## START

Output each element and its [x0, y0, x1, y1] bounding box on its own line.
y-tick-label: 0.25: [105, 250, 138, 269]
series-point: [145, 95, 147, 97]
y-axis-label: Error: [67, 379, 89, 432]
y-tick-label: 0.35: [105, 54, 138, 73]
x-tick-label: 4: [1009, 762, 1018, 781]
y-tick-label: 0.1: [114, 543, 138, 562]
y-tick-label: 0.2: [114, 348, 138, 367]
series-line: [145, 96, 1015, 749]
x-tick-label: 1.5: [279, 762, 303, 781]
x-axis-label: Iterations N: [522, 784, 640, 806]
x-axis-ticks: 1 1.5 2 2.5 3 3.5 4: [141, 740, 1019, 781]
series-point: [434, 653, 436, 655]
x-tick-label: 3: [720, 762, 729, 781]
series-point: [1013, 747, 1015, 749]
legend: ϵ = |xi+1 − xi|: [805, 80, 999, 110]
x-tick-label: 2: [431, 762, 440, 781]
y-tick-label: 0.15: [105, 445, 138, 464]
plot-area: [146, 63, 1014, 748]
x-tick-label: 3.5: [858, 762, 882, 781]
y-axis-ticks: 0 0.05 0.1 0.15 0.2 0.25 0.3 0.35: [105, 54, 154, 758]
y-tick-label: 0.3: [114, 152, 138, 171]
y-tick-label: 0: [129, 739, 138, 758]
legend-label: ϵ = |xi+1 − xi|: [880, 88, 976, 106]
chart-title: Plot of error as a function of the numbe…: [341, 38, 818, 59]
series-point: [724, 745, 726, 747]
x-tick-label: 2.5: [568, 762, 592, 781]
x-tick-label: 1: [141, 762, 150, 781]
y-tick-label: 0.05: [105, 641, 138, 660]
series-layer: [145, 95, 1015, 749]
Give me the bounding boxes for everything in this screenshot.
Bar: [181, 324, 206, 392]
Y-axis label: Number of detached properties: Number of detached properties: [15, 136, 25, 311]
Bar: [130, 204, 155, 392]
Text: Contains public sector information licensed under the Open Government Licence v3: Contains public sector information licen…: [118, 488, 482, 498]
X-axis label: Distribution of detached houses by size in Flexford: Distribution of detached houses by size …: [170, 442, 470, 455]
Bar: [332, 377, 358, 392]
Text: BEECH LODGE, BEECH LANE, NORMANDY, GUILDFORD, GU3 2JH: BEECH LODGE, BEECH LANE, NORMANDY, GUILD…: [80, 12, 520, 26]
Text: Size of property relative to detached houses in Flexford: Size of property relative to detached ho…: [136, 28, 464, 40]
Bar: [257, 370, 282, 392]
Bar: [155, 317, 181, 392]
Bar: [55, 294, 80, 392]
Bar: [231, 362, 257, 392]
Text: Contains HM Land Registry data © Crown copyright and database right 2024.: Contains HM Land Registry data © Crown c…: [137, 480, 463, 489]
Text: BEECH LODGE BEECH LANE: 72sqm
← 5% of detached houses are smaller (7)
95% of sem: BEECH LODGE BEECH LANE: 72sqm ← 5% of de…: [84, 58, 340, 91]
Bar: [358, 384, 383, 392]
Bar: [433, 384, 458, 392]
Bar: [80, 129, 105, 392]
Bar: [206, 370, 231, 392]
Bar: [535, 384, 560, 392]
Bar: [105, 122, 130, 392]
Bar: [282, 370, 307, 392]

## END

## Objective:
Swap "Error" for "Deviation" in the items from the first line through the line holding "x-axis-label: Iterations N: [522, 784, 640, 806]", inclusive, and give back only those lines with nothing else changed.

## Full answer:
Output each element and its [x0, y0, x1, y1] bounding box on its own line.
y-tick-label: 0.25: [105, 250, 138, 269]
series-point: [145, 95, 147, 97]
y-axis-label: Deviation: [67, 379, 89, 432]
y-tick-label: 0.35: [105, 54, 138, 73]
x-tick-label: 4: [1009, 762, 1018, 781]
y-tick-label: 0.1: [114, 543, 138, 562]
y-tick-label: 0.2: [114, 348, 138, 367]
series-line: [145, 96, 1015, 749]
x-tick-label: 1.5: [279, 762, 303, 781]
x-axis-label: Iterations N: [522, 784, 640, 806]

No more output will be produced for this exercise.